::: Provided data

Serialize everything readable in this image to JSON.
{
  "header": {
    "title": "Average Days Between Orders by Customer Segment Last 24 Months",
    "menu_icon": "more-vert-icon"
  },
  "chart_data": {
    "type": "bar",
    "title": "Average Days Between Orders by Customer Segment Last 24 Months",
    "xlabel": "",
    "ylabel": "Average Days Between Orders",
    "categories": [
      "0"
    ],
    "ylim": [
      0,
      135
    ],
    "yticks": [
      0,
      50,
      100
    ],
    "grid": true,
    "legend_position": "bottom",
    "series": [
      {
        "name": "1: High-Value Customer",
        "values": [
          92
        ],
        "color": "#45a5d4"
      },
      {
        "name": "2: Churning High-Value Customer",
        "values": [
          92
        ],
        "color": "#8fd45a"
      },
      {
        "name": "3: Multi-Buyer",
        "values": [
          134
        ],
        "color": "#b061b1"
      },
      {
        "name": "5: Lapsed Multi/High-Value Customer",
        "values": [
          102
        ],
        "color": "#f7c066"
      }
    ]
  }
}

::::::

■ **Requirement**:
Word for word, quote all of the data above.

■ **Task solution**:
Serialize everything readable in this image to JSON.
{
  "header": {
    "title": "Average Days Between Orders by Customer Segment Last 24 Months",
    "menu_icon": "more-vert-icon"
  },
  "chart_data": {
    "type": "bar",
    "title": "Average Days Between Orders by Customer Segment Last 24 Months",
    "xlabel": "",
    "ylabel": "Average Days Between Orders",
    "categories": [
      "0"
    ],
    "ylim": [
      0,
      135
    ],
    "yticks": [
      0,
      50,
      100
    ],
    "grid": true,
    "legend_position": "bottom",
    "series": [
      {
        "name": "1: High-Value Customer",
        "values": [
          92
        ],
        "color": "#45a5d4"
      },
      {
        "name": "2: Churning High-Value Customer",
        "values": [
          92
        ],
        "color": "#8fd45a"
      },
      {
        "name": "3: Multi-Buyer",
        "values": [
          134
        ],
        "color": "#b061b1"
      },
      {
        "name": "5: Lapsed Multi/High-Value Customer",
        "values": [
          102
        ],
        "color": "#f7c066"
      }
    ]
  }
}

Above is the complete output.